*Objective*: Gather all lines in the entries below that include the word "overlays".

*Data listing*:

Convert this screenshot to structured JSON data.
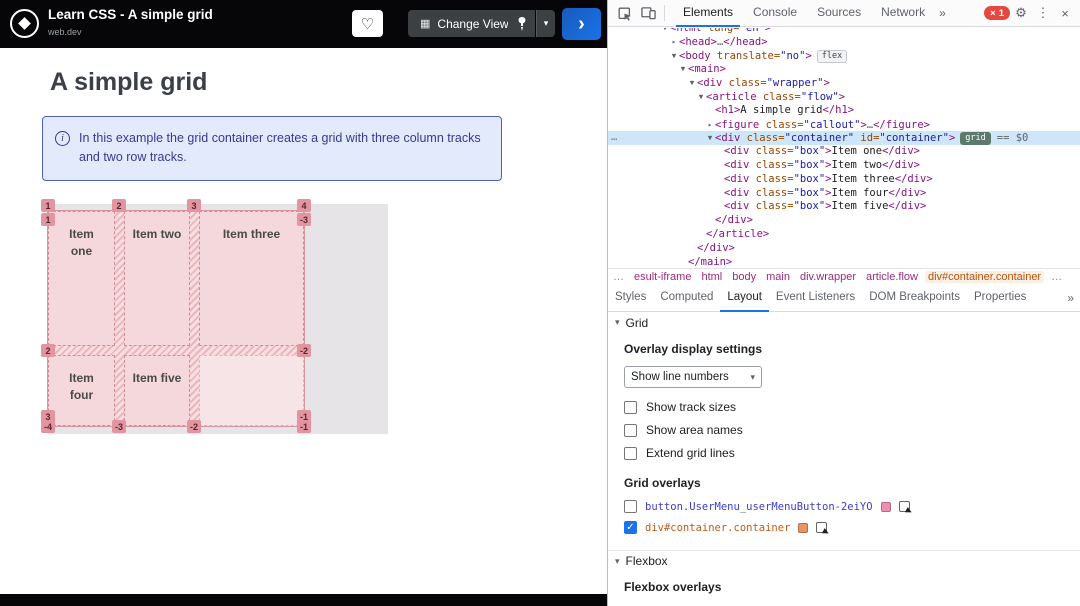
{
  "icons": {
    "heart": "♡",
    "chevron_down": "▾",
    "run_arrow": "›",
    "grid_view": "▦",
    "info": "i",
    "gear": "⚙",
    "kebab": "⋮",
    "close": "×",
    "more_tabs": "»",
    "ellipsis": "…",
    "check": "✓",
    "collapse_arrow": "▾"
  },
  "site": {
    "header": {
      "title": "Learn CSS - A simple grid",
      "subtitle": "web.dev",
      "change_view_label": "Change View"
    },
    "heading": "A simple grid",
    "callout_text": "In this example the grid container creates a grid with three column tracks and two row tracks.",
    "grid": {
      "items": [
        "Item one",
        "Item two",
        "Item three",
        "Item four",
        "Item five"
      ],
      "line_numbers": {
        "top": [
          "1",
          "2",
          "3",
          "4"
        ],
        "bottom": [
          "-4",
          "-3",
          "-2",
          "-1"
        ],
        "left": [
          "1",
          "2",
          "3"
        ],
        "right": [
          "-3",
          "-2",
          "-1"
        ]
      }
    }
  },
  "devtools": {
    "toolbar": {
      "tabs": [
        {
          "label": "Elements",
          "selected": true
        },
        {
          "label": "Console"
        },
        {
          "label": "Sources"
        },
        {
          "label": "Network"
        }
      ],
      "error_count": "1"
    },
    "elements_tree": [
      {
        "indent": 0,
        "arrow": "▼",
        "tokens": [
          [
            "t",
            "<html"
          ],
          [
            "a",
            " lang="
          ],
          [
            "v",
            "\"en\""
          ],
          [
            "t",
            ">"
          ]
        ]
      },
      {
        "indent": 1,
        "arrow": "▸",
        "tokens": [
          [
            "t",
            "<head>"
          ],
          [
            "e",
            "…"
          ],
          [
            "t",
            "</head>"
          ]
        ]
      },
      {
        "indent": 1,
        "arrow": "▼",
        "tokens": [
          [
            "t",
            "<body"
          ],
          [
            "a",
            " translate="
          ],
          [
            "v",
            "\"no\""
          ],
          [
            "t",
            ">"
          ],
          [
            "bf",
            "flex"
          ]
        ]
      },
      {
        "indent": 2,
        "arrow": "▼",
        "tokens": [
          [
            "t",
            "<main>"
          ]
        ]
      },
      {
        "indent": 3,
        "arrow": "▼",
        "tokens": [
          [
            "t",
            "<div"
          ],
          [
            "a",
            " class="
          ],
          [
            "v",
            "\"wrapper\""
          ],
          [
            "t",
            ">"
          ]
        ]
      },
      {
        "indent": 4,
        "arrow": "▼",
        "tokens": [
          [
            "t",
            "<article"
          ],
          [
            "a",
            " class="
          ],
          [
            "v",
            "\"flow\""
          ],
          [
            "t",
            ">"
          ]
        ]
      },
      {
        "indent": 5,
        "arrow": "",
        "tokens": [
          [
            "t",
            "<h1>"
          ],
          [
            "x",
            "A simple grid"
          ],
          [
            "t",
            "</h1>"
          ]
        ]
      },
      {
        "indent": 5,
        "arrow": "▸",
        "tokens": [
          [
            "t",
            "<figure"
          ],
          [
            "a",
            " class="
          ],
          [
            "v",
            "\"callout\""
          ],
          [
            "t",
            ">"
          ],
          [
            "e",
            "…"
          ],
          [
            "t",
            "</figure>"
          ]
        ]
      },
      {
        "indent": 5,
        "arrow": "▼",
        "selected": true,
        "tokens": [
          [
            "t",
            "<div"
          ],
          [
            "a",
            " class="
          ],
          [
            "v",
            "\"container\""
          ],
          [
            "a",
            " id="
          ],
          [
            "v",
            "\"container\""
          ],
          [
            "t",
            ">"
          ],
          [
            "bg",
            "grid"
          ],
          [
            "m",
            "== $0"
          ]
        ]
      },
      {
        "indent": 6,
        "arrow": "",
        "tokens": [
          [
            "t",
            "<div"
          ],
          [
            "a",
            " class="
          ],
          [
            "v",
            "\"box\""
          ],
          [
            "t",
            ">"
          ],
          [
            "x",
            "Item one"
          ],
          [
            "t",
            "</div>"
          ]
        ]
      },
      {
        "indent": 6,
        "arrow": "",
        "tokens": [
          [
            "t",
            "<div"
          ],
          [
            "a",
            " class="
          ],
          [
            "v",
            "\"box\""
          ],
          [
            "t",
            ">"
          ],
          [
            "x",
            "Item two"
          ],
          [
            "t",
            "</div>"
          ]
        ]
      },
      {
        "indent": 6,
        "arrow": "",
        "tokens": [
          [
            "t",
            "<div"
          ],
          [
            "a",
            " class="
          ],
          [
            "v",
            "\"box\""
          ],
          [
            "t",
            ">"
          ],
          [
            "x",
            "Item three"
          ],
          [
            "t",
            "</div>"
          ]
        ]
      },
      {
        "indent": 6,
        "arrow": "",
        "tokens": [
          [
            "t",
            "<div"
          ],
          [
            "a",
            " class="
          ],
          [
            "v",
            "\"box\""
          ],
          [
            "t",
            ">"
          ],
          [
            "x",
            "Item four"
          ],
          [
            "t",
            "</div>"
          ]
        ]
      },
      {
        "indent": 6,
        "arrow": "",
        "tokens": [
          [
            "t",
            "<div"
          ],
          [
            "a",
            " class="
          ],
          [
            "v",
            "\"box\""
          ],
          [
            "t",
            ">"
          ],
          [
            "x",
            "Item five"
          ],
          [
            "t",
            "</div>"
          ]
        ]
      },
      {
        "indent": 5,
        "arrow": "",
        "tokens": [
          [
            "t",
            "</div>"
          ]
        ]
      },
      {
        "indent": 4,
        "arrow": "",
        "tokens": [
          [
            "t",
            "</article>"
          ]
        ]
      },
      {
        "indent": 3,
        "arrow": "",
        "tokens": [
          [
            "t",
            "</div>"
          ]
        ]
      },
      {
        "indent": 2,
        "arrow": "",
        "tokens": [
          [
            "t",
            "</main>"
          ]
        ]
      }
    ],
    "breadcrumbs": [
      {
        "label": "…",
        "dim": true
      },
      {
        "label": "esult-iframe"
      },
      {
        "label": "html"
      },
      {
        "label": "body"
      },
      {
        "label": "main"
      },
      {
        "label": "div.wrapper"
      },
      {
        "label": "article.flow"
      },
      {
        "label": "div#container.container",
        "selected": true
      },
      {
        "label": "…",
        "dim": true
      }
    ],
    "panel_tabs": [
      {
        "label": "Styles"
      },
      {
        "label": "Computed"
      },
      {
        "label": "Layout",
        "selected": true
      },
      {
        "label": "Event Listeners"
      },
      {
        "label": "DOM Breakpoints"
      },
      {
        "label": "Properties"
      }
    ],
    "layout_pane": {
      "grid_section_label": "Grid",
      "overlay_settings_label": "Overlay display settings",
      "dropdown_value": "Show line numbers",
      "option_checkboxes": [
        "Show track sizes",
        "Show area names",
        "Extend grid lines"
      ],
      "grid_overlays_label": "Grid overlays",
      "overlays": [
        {
          "label": "button.UserMenu_userMenuButton-2eiYO",
          "checked": false,
          "swatch": "#ee8fae",
          "label_color": "#3d3dc2"
        },
        {
          "label": "div#container.container",
          "checked": true,
          "swatch": "#e89467",
          "label_color": "#bf5b17"
        }
      ],
      "flexbox_section_label": "Flexbox",
      "flexbox_overlays_label": "Flexbox overlays"
    }
  }
}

*Answer to the problem*:
      "grid_overlays_label": "Grid overlays",
      "overlays": [
      "flexbox_overlays_label": "Flexbox overlays"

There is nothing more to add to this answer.